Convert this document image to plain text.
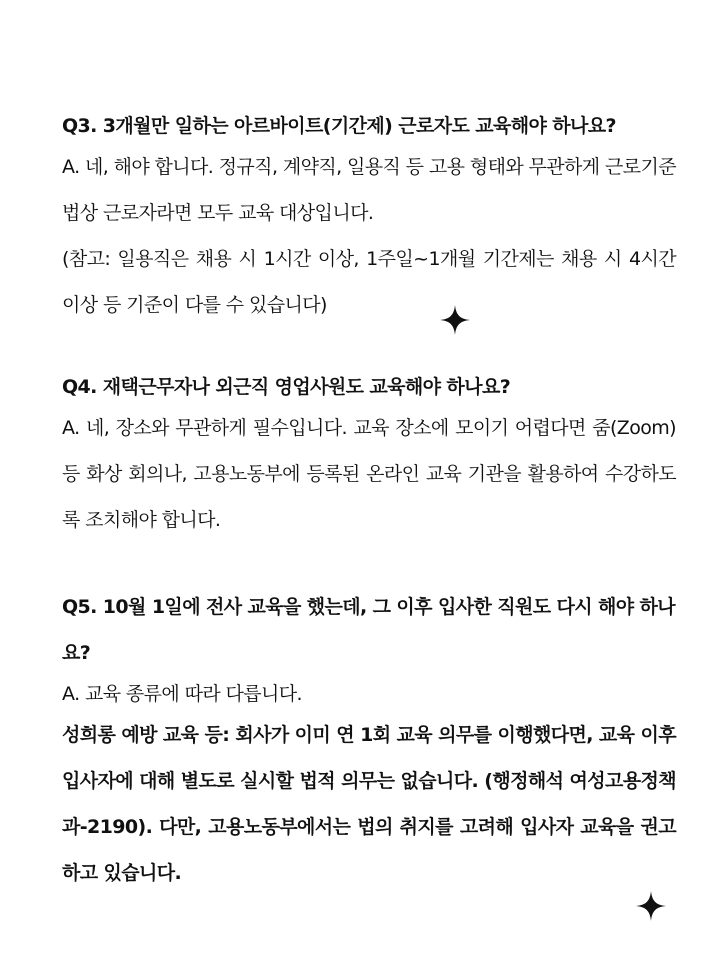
Q3. 3개월만 일하는 아르바이트(기간제) 근로자도 교육해야 하나요?

A. 네, 해야 합니다. 정규직, 계약직, 일용직 등 고용 형태와 무관하게 근로기준법상 근로자라면 모두 교육 대상입니다.

(참고: 일용직은 채용 시 1시간 이상, 1주일~1개월 기간제는 채용 시 4시간 이상 등 기준이 다를 수 있습니다)

Q4. 재택근무자나 외근직 영업사원도 교육해야 하나요?

A. 네, 장소와 무관하게 필수입니다. 교육 장소에 모이기 어렵다면 줌(Zoom) 등 화상 회의나, 고용노동부에 등록된 온라인 교육 기관을 활용하여 수강하도록 조치해야 합니다.

Q5. 10월 1일에 전사 교육을 했는데, 그 이후 입사한 직원도 다시 해야 하나요?

A. 교육 종류에 따라 다릅니다.

성희롱 예방 교육 등: 회사가 이미 연 1회 교육 의무를 이행했다면, 교육 이후 입사자에 대해 별도로 실시할 법적 의무는 없습니다. (행정해석 여성고용정책과-2190). 다만, 고용노동부에서는 법의 취지를 고려해 입사자 교육을 권고하고 있습니다.
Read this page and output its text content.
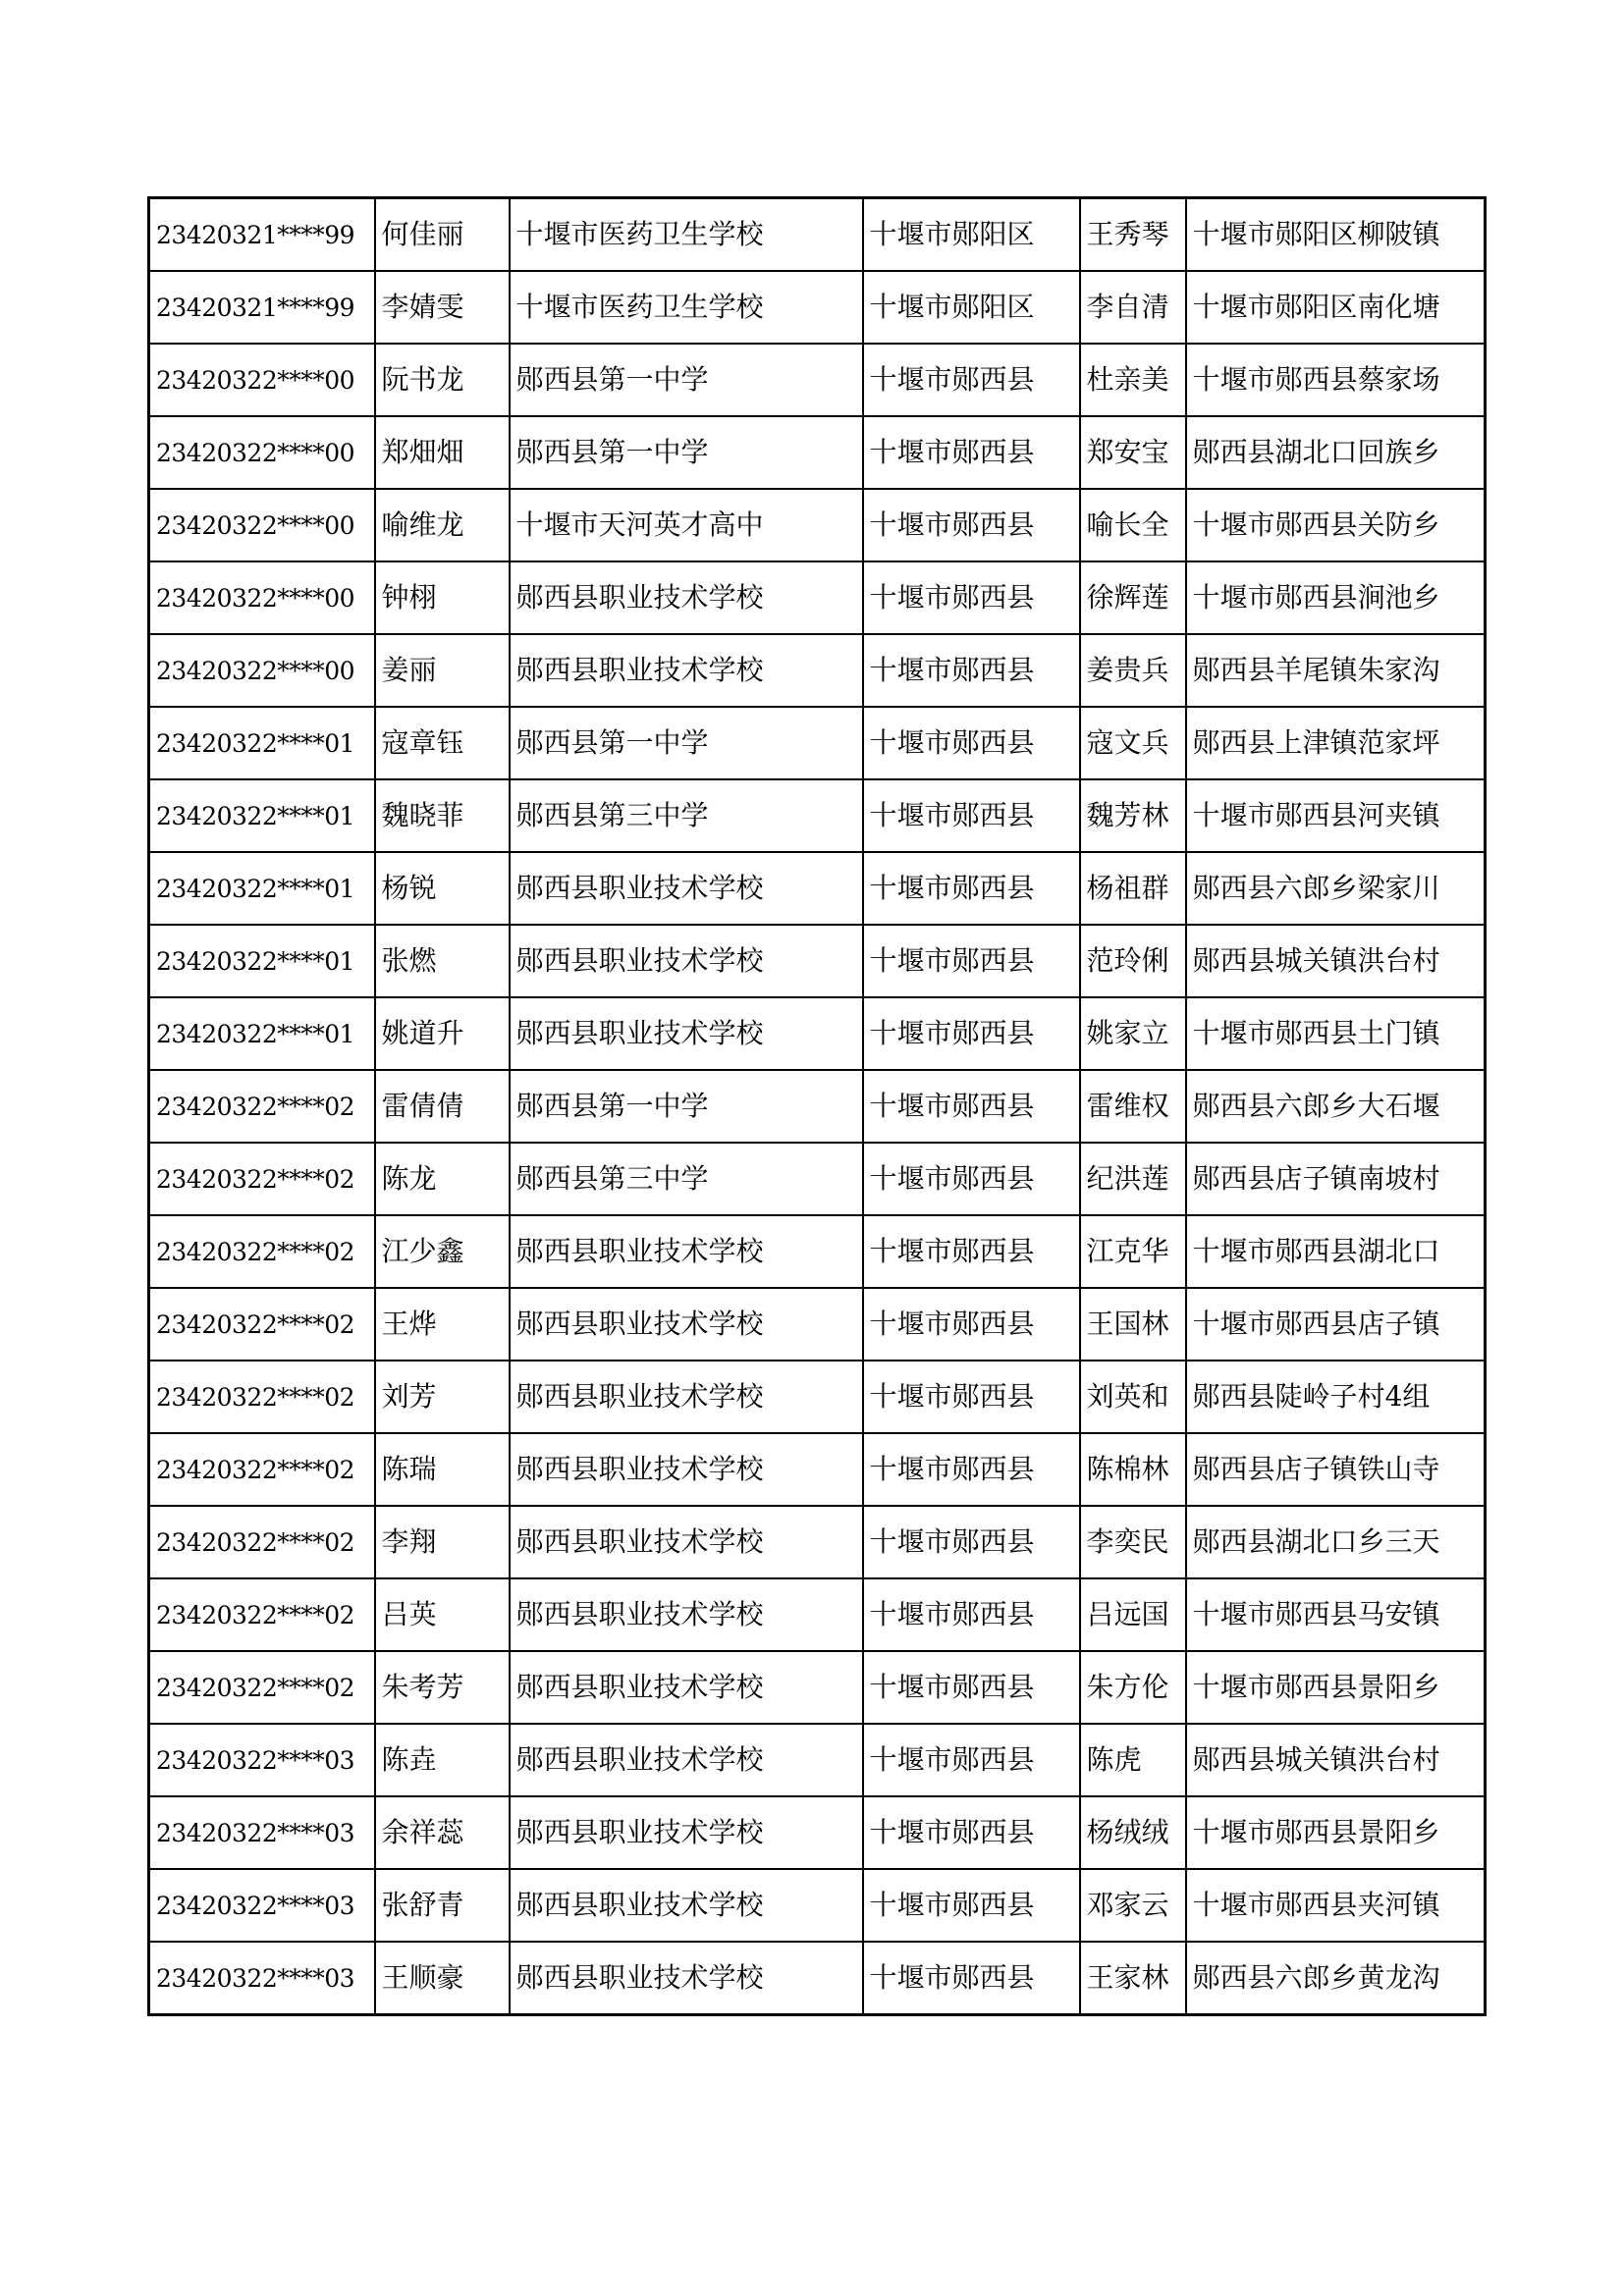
23420321****99	何佳丽	十堰市医药卫生学校	十堰市郧阳区	王秀琴	十堰市郧阳区柳陂镇
23420321****99	李婧雯	十堰市医药卫生学校	十堰市郧阳区	李自清	十堰市郧阳区南化塘
23420322****00	阮书龙	郧西县第一中学	十堰市郧西县	杜亲美	十堰市郧西县蔡家场
23420322****00	郑畑畑	郧西县第一中学	十堰市郧西县	郑安宝	郧西县湖北口回族乡
23420322****00	喻维龙	十堰市天河英才高中	十堰市郧西县	喻长全	十堰市郧西县关防乡
23420322****00	钟栩	郧西县职业技术学校	十堰市郧西县	徐辉莲	十堰市郧西县涧池乡
23420322****00	姜丽	郧西县职业技术学校	十堰市郧西县	姜贵兵	郧西县羊尾镇朱家沟
23420322****01	寇章钰	郧西县第一中学	十堰市郧西县	寇文兵	郧西县上津镇范家坪
23420322****01	魏晓菲	郧西县第三中学	十堰市郧西县	魏芳林	十堰市郧西县河夹镇
23420322****01	杨锐	郧西县职业技术学校	十堰市郧西县	杨祖群	郧西县六郎乡梁家川
23420322****01	张燃	郧西县职业技术学校	十堰市郧西县	范玲俐	郧西县城关镇洪台村
23420322****01	姚道升	郧西县职业技术学校	十堰市郧西县	姚家立	十堰市郧西县土门镇
23420322****02	雷倩倩	郧西县第一中学	十堰市郧西县	雷维权	郧西县六郎乡大石堰
23420322****02	陈龙	郧西县第三中学	十堰市郧西县	纪洪莲	郧西县店子镇南坡村
23420322****02	江少鑫	郧西县职业技术学校	十堰市郧西县	江克华	十堰市郧西县湖北口
23420322****02	王烨	郧西县职业技术学校	十堰市郧西县	王国林	十堰市郧西县店子镇
23420322****02	刘芳	郧西县职业技术学校	十堰市郧西县	刘英和	郧西县陡岭子村4组
23420322****02	陈瑞	郧西县职业技术学校	十堰市郧西县	陈棉林	郧西县店子镇铁山寺
23420322****02	李翔	郧西县职业技术学校	十堰市郧西县	李奕民	郧西县湖北口乡三天
23420322****02	吕英	郧西县职业技术学校	十堰市郧西县	吕远国	十堰市郧西县马安镇
23420322****02	朱考芳	郧西县职业技术学校	十堰市郧西县	朱方伦	十堰市郧西县景阳乡
23420322****03	陈垚	郧西县职业技术学校	十堰市郧西县	陈虎	郧西县城关镇洪台村
23420322****03	余祥蕊	郧西县职业技术学校	十堰市郧西县	杨绒绒	十堰市郧西县景阳乡
23420322****03	张舒青	郧西县职业技术学校	十堰市郧西县	邓家云	十堰市郧西县夹河镇
23420322****03	王顺豪	郧西县职业技术学校	十堰市郧西县	王家林	郧西县六郎乡黄龙沟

::::

DIRECTIONS — All of the records need repeating exactly, except for the pictures.

EXERCISE ANSWER —
Convert this document image to plain text.
Q3. 3개월만 일하는 아르바이트(기간제) 근로자도 교육해야 하나요?

A. 네, 해야 합니다. 정규직, 계약직, 일용직 등 고용 형태와 무관하게 근로기준법상 근로자라면 모두 교육 대상입니다.

(참고: 일용직은 채용 시 1시간 이상, 1주일~1개월 기간제는 채용 시 4시간 이상 등 기준이 다를 수 있습니다)

Q4. 재택근무자나 외근직 영업사원도 교육해야 하나요?

A. 네, 장소와 무관하게 필수입니다. 교육 장소에 모이기 어렵다면 줌(Zoom) 등 화상 회의나, 고용노동부에 등록된 온라인 교육 기관을 활용하여 수강하도록 조치해야 합니다.

Q5. 10월 1일에 전사 교육을 했는데, 그 이후 입사한 직원도 다시 해야 하나요?

A. 교육 종류에 따라 다릅니다.

성희롱 예방 교육 등: 회사가 이미 연 1회 교육 의무를 이행했다면, 교육 이후 입사자에 대해 별도로 실시할 법적 의무는 없습니다. (행정해석 여성고용정책과-2190). 다만, 고용노동부에서는 법의 취지를 고려해 입사자 교육을 권고하고 있습니다.
Read this page and output its text content.
23420321****99	何佳丽	十堰市医药卫生学校	十堰市郧阳区	王秀琴	十堰市郧阳区柳陂镇
23420321****99	李婧雯	十堰市医药卫生学校	十堰市郧阳区	李自清	十堰市郧阳区南化塘
23420322****00	阮书龙	郧西县第一中学	十堰市郧西县	杜亲美	十堰市郧西县蔡家场
23420322****00	郑畑畑	郧西县第一中学	十堰市郧西县	郑安宝	郧西县湖北口回族乡
23420322****00	喻维龙	十堰市天河英才高中	十堰市郧西县	喻长全	十堰市郧西县关防乡
23420322****00	钟栩	郧西县职业技术学校	十堰市郧西县	徐辉莲	十堰市郧西县涧池乡
23420322****00	姜丽	郧西县职业技术学校	十堰市郧西县	姜贵兵	郧西县羊尾镇朱家沟
23420322****01	寇章钰	郧西县第一中学	十堰市郧西县	寇文兵	郧西县上津镇范家坪
23420322****01	魏晓菲	郧西县第三中学	十堰市郧西县	魏芳林	十堰市郧西县河夹镇
23420322****01	杨锐	郧西县职业技术学校	十堰市郧西县	杨祖群	郧西县六郎乡梁家川
23420322****01	张燃	郧西县职业技术学校	十堰市郧西县	范玲俐	郧西县城关镇洪台村
23420322****01	姚道升	郧西县职业技术学校	十堰市郧西县	姚家立	十堰市郧西县土门镇
23420322****02	雷倩倩	郧西县第一中学	十堰市郧西县	雷维权	郧西县六郎乡大石堰
23420322****02	陈龙	郧西县第三中学	十堰市郧西县	纪洪莲	郧西县店子镇南坡村
23420322****02	江少鑫	郧西县职业技术学校	十堰市郧西县	江克华	十堰市郧西县湖北口
23420322****02	王烨	郧西县职业技术学校	十堰市郧西县	王国林	十堰市郧西县店子镇
23420322****02	刘芳	郧西县职业技术学校	十堰市郧西县	刘英和	郧西县陡岭子村4组
23420322****02	陈瑞	郧西县职业技术学校	十堰市郧西县	陈棉林	郧西县店子镇铁山寺
23420322****02	李翔	郧西县职业技术学校	十堰市郧西县	李奕民	郧西县湖北口乡三天
23420322****02	吕英	郧西县职业技术学校	十堰市郧西县	吕远国	十堰市郧西县马安镇
23420322****02	朱考芳	郧西县职业技术学校	十堰市郧西县	朱方伦	十堰市郧西县景阳乡
23420322****03	陈垚	郧西县职业技术学校	十堰市郧西县	陈虎	郧西县城关镇洪台村
23420322****03	余祥蕊	郧西县职业技术学校	十堰市郧西县	杨绒绒	十堰市郧西县景阳乡
23420322****03	张舒青	郧西县职业技术学校	十堰市郧西县	邓家云	十堰市郧西县夹河镇
23420322****03	王顺豪	郧西县职业技术学校	十堰市郧西县	王家林	郧西县六郎乡黄龙沟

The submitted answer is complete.